> Aim of the exercise
Only lines holding the string "world" are wanted; copy each one from the material.

* * * * * * * * *

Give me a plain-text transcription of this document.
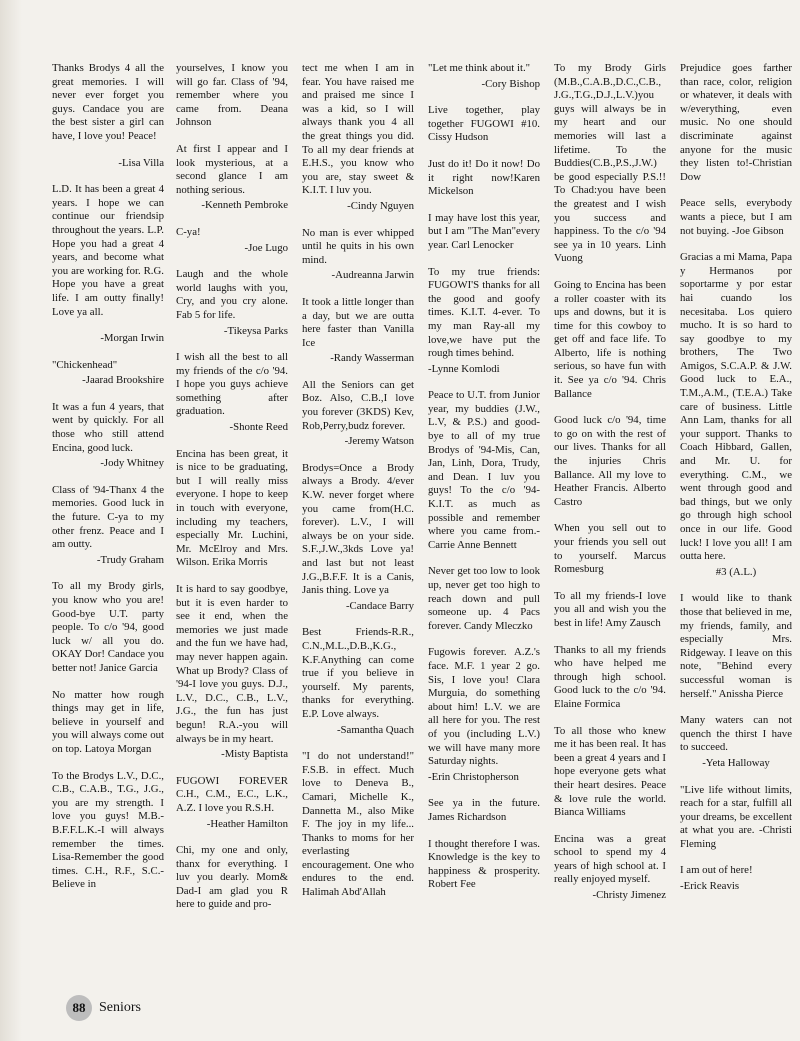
Thanks Brodys 4 all the great memories. I will never ever forget you guys. Candace you are the best sister a girl can have, I love you! Peace!

-Lisa Villa

L.D. It has been a great 4 years. I hope we can continue our friendsip throughout the years. L.P. Hope you had a great 4 years, and become what you are working for. R.G. Hope you have a great life. I am outty finally! Love ya all.

-Morgan Irwin

"Chickenhead"

-Jaarad Brookshire

It was a fun 4 years, that went by quickly. For all those who still attend Encina, good luck.

-Jody Whitney

Class of '94-Thanx 4 the memories. Good luck in the future. C-ya to my other frenz. Peace and I am outty.

-Trudy Graham

To all my Brody girls, you know who you are! Good-bye U.T. party people. To c/o '94, good luck w/ all you do. OKAY Dor! Candace you better not! Janice Garcia

No matter how rough things may get in life, believe in yourself and you will always come out on top. Latoya Morgan

To the Brodys L.V., D.C., C.B., C.A.B., T.G., J.G., you are my strength. I love you guys! M.B.-B.F.F.L.K.-I will always remember the times. Lisa-Remember the good times. C.H., R.F., S.C.-Believe in

yourselves, I know you will go far. Class of '94, remember where you came from. Deana Johnson

At first I appear and I look mysterious, at a second glance I am nothing serious.

-Kenneth Pembroke

C-ya!

-Joe Lugo

Laugh and the whole world laughs with you, Cry, and you cry alone. Fab 5 for life.

-Tikeysa Parks

I wish all the best to all my friends of the c/o '94. I hope you guys achieve something after graduation.

-Shonte Reed

Encina has been great, it is nice to be graduating, but I will really miss everyone. I hope to keep in touch with everyone, including my teachers, especially Mr. Luchini, Mr. McElroy and Mrs. Wilson. Erika Morris

It is hard to say goodbye, but it is even harder to see it end, when the memories we just made and the fun we have had, may never happen again. What up Brody? Class of '94-I love you guys. D.J., L.V., D.C., C.B., L.V., J.G., the fun has just begun! R.A.-you will always be in my heart.

-Misty Baptista

FUGOWI FOREVER C.H., C.M., E.C., L.K., A.Z. I love you R.S.H.

-Heather Hamilton

Chi, my one and only, thanx for everything. I luv you dearly. Mom& Dad-I am glad you R here to guide and pro-

tect me when I am in fear. You have raised me and praised me since I was a kid, so I will always thank you 4 all the great things you did. To all my dear friends at E.H.S., you know who you are, stay sweet & K.I.T. I luv you.

-Cindy Nguyen

No man is ever whipped until he quits in his own mind.

-Audreanna Jarwin

It took a little longer than a day, but we are outta here faster than Vanilla Ice

-Randy Wasserman

All the Seniors can get Boz. Also, C.B.,I love you forever (3KDS) Kev, Rob,Perry,budz forever.

-Jeremy Watson

Brodys=Once a Brody always a Brody. 4/ever K.W. never forget where you came from(H.C. forever). L.V., I will always be on your side. S.F.,J.W.,3kds Love ya! and last but not least J.G.,B.F.F. It is a Canis, Janis thing. Love ya

-Candace Barry

Best Friends-R.R., C.N.,M.L.,D.B.,K.G., K.F.Anything can come true if you believe in yourself. My parents, thanks for everything. E.P. Love always.

-Samantha Quach

"I do not understand!" F.S.B. in effect. Much love to Deneva B., Camari, Michelle K., Dannetta M., also Mike F. The joy in my life... Thanks to moms for her everlasting encouragement. One who endures to the end. Halimah Abd'Allah

"Let me think about it."

-Cory Bishop

Live together, play together FUGOWI #10. Cissy Hudson

Just do it! Do it now! Do it right now!Karen Mickelson

I may have lost this year, but I am "The Man"every year. Carl Lenocker

To my true friends: FUGOWI'S thanks for all the good and goofy times. K.I.T. 4-ever. To my man Ray-all my love,we have put the rough times behind.

-Lynne Komlodi

Peace to U.T. from Junior year, my buddies (J.W., L.V, & P.S.) and good-bye to all of my true Brodys of '94-Mis, Can, Jan, Linh, Dora, Trudy, and Dean. I luv you guys! To the c/o '94-K.I.T. as much as possible and remember where you came from.-Carrie Anne Bennett

Never get too low to look up, never get too high to reach down and pull someone up. 4 Pacs forever. Candy Mleczko

Fugowis forever. A.Z.'s face. M.F. 1 year 2 go. Sis, I love you! Clara Murguia, do something about him! L.V. we are all here for you. The rest of you (including L.V.) we will have many more Saturday nights.

-Erin Christopherson

See ya in the future. James Richardson

I thought therefore I was. Knowledge is the key to happiness & prosperity. Robert Fee

To my Brody Girls (M.B.,C.A.B.,D.C.,C.B., J.G.,T.G.,D.J.,L.V.)you guys will always be in my heart and our memories will last a lifetime. To the Buddies(C.B.,P.S.,J.W.) be good especially P.S.!! To Chad:you have been the greatest and I wish you success and happiness. To the c/o '94 see ya in 10 years. Linh Vuong

Going to Encina has been a roller coaster with its ups and downs, but it is time for this cowboy to get off and face life. To Alberto, life is nothing serious, so have fun with it. See ya c/o '94. Chris Ballance

Good luck c/o '94, time to go on with the rest of our lives. Thanks for all the injuries Chris Ballance. All my love to Heather Francis. Alberto Castro

When you sell out to your friends you sell out to yourself. Marcus Romesburg

To all my friends-I love you all and wish you the best in life! Amy Zausch

Thanks to all my friends who have helped me through high school. Good luck to the c/o '94. Elaine Formica

To all those who knew me it has been real. It has been a great 4 years and I hope everyone gets what their heart desires. Peace & love rule the world. Bianca Williams

Encina was a great school to spend my 4 years of high school at. I really enjoyed myself.

-Christy Jimenez

Prejudice goes farther than race, color, religion or whatever, it deals with w/everything, even music. No one should discriminate against anyone for the music they listen to!-Christian Dow

Peace sells, everybody wants a piece, but I am not buying. -Joe Gibson

Gracias a mi Mama, Papa y Hermanos por soportarme y por estar hai cuando los necesitaba. Los quiero mucho. It is so hard to say goodbye to my brothers, The Two Amigos, S.C.A.P. & J.W. Good luck to E.A., T.M.,A.M., (T.E.A.) Take care of business. Little Ann Lam, thanks for all your support. Thanks to Coach Hibbard, Gallen, and Mr. U. for everything. C.M., we went through good and bad things, but we only go through high school once in our life. Good luck! I love you all! I am outta here.

#3 (A.L.)

I would like to thank those that believed in me, my friends, family, and especially Mrs. Ridgeway. I leave on this note, "Behind every successful woman is herself." Anissha Pierce

Many waters can not quench the thirst I have to succeed.

-Yeta Halloway

"Live life without limits, reach for a star, fulfill all your dreams, be excellent at what you are. -Christi Fleming

I am out of here!

-Erick Reavis

88 Seniors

* * * * * * * * *

> Exercise response
Laugh and the whole world laughs with you, Cry, and you cry alone. Fab 5 for life.
To all those who knew me it has been real. It has been a great 4 years and I hope everyone gets what their heart desires. Peace & love rule the world. Bianca Williams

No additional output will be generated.